INSTRUCTIONS TO FOLLOW
Please put every line of the rows below into a Markdown table with two columns, Row for its number and Line for its text, skipping blank lines. Leave the pictures out of your answer.

RECORD EXTRACTS
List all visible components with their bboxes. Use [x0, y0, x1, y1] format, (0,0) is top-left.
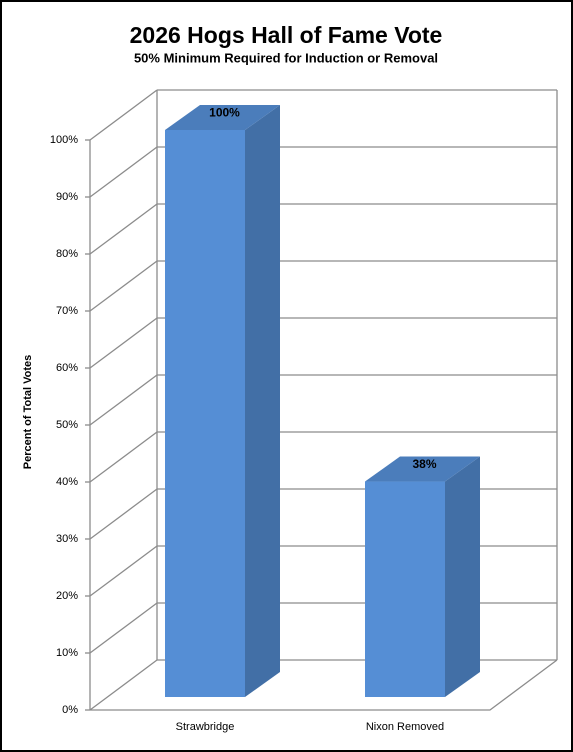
data-label: 100%	[209, 106, 240, 120]
floor-edge	[90, 659, 558, 711]
y-tick-label: 10%	[56, 647, 78, 659]
grid-line	[89, 89, 158, 141]
y-tick-label: 40%	[56, 476, 78, 488]
y-tick-label: 90%	[56, 191, 78, 203]
x-tick-label: Nixon Removed	[366, 721, 444, 733]
grid-line	[89, 260, 158, 312]
bar	[165, 130, 245, 697]
y-tick-label: 30%	[56, 533, 78, 545]
y-tick-label: 60%	[56, 362, 78, 374]
grid-line	[89, 602, 158, 654]
data-label: 38%	[412, 457, 436, 471]
bar-side	[445, 456, 480, 697]
chart-subtitle: 50% Minimum Required for Induction or Re…	[134, 50, 438, 65]
y-tick-label: 100%	[50, 134, 78, 146]
chart-title: 2026 Hogs Hall of Fame Vote	[130, 22, 443, 48]
y-tick-label: 80%	[56, 248, 78, 260]
y-axis-label: Percent of Total Votes	[22, 355, 34, 470]
grid-line	[89, 374, 158, 426]
y-tick-label: 70%	[56, 305, 78, 317]
y-tick-label: 0%	[62, 704, 78, 716]
bar	[365, 481, 445, 697]
grid-line	[89, 431, 158, 483]
bar-side	[245, 105, 280, 697]
grid-line	[89, 146, 158, 198]
grid-line	[89, 545, 158, 597]
y-tick-label: 50%	[56, 419, 78, 431]
y-tick-label: 20%	[56, 590, 78, 602]
grid-line	[89, 659, 158, 711]
grid-line	[89, 488, 158, 540]
bar-top	[365, 456, 480, 482]
grid-line	[89, 317, 158, 369]
bar-top	[165, 105, 280, 130]
grid-line	[89, 203, 158, 255]
x-tick-label: Strawbridge	[176, 721, 235, 733]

SOLVED EXERCISE
| Row | Line |
|---|---|
| 1 | List all visible components with their bboxes. Use [x0, y0, x1, y1] format, (0,0) is top-left. |
| 2 | data-label: 100%	[209, 106, 240, 120] |
| 3 | floor-edge	[90, 659, 558, 711] |
| 4 | y-tick-label: 10%	[56, 647, 78, 659] |
| 5 | grid-line	[89, 89, 158, 141] |
| 6 | y-tick-label: 40%	[56, 476, 78, 488] |
| 7 | y-tick-label: 90%	[56, 191, 78, 203] |
| 8 | x-tick-label: Nixon Removed	[366, 721, 444, 733] |
| 9 | grid-line	[89, 260, 158, 312] |
| 10 | bar	[165, 130, 245, 697] |
| 11 | y-tick-label: 30%	[56, 533, 78, 545] |
| 12 | y-tick-label: 60%	[56, 362, 78, 374] |
| 13 | grid-line	[89, 602, 158, 654] |
| 14 | data-label: 38%	[412, 457, 436, 471] |
| 15 | bar-side	[445, 456, 480, 697] |
| 16 | chart-subtitle: 50% Minimum Required for Induction or Re…	[134, 50, 438, 65] |
| 17 | y-tick-label: 100%	[50, 134, 78, 146] |
| 18 | chart-title: 2026 Hogs Hall of Fame Vote	[130, 22, 443, 48] |
| 19 | y-tick-label: 80%	[56, 248, 78, 260] |
| 20 | y-axis-label: Percent of Total Votes	[22, 355, 34, 470] |
| 21 | grid-line	[89, 374, 158, 426] |
| 22 | y-tick-label: 70%	[56, 305, 78, 317] |
| 23 | y-tick-label: 0%	[62, 704, 78, 716] |
| 24 | bar	[365, 481, 445, 697] |
| 25 | grid-line	[89, 431, 158, 483] |
| 26 | bar-side	[245, 105, 280, 697] |
| 27 | grid-line	[89, 146, 158, 198] |
| 28 | grid-line	[89, 545, 158, 597] |
| 29 | y-tick-label: 50%	[56, 419, 78, 431] |
| 30 | y-tick-label: 20%	[56, 590, 78, 602] |
| 31 | grid-line	[89, 659, 158, 711] |
| 32 | grid-line	[89, 488, 158, 540] |
| 33 | bar-top	[365, 456, 480, 482] |
| 34 | grid-line	[89, 317, 158, 369] |
| 35 | bar-top	[165, 105, 280, 130] |
| 36 | grid-line	[89, 203, 158, 255] |
| 37 | x-tick-label: Strawbridge	[176, 721, 235, 733] |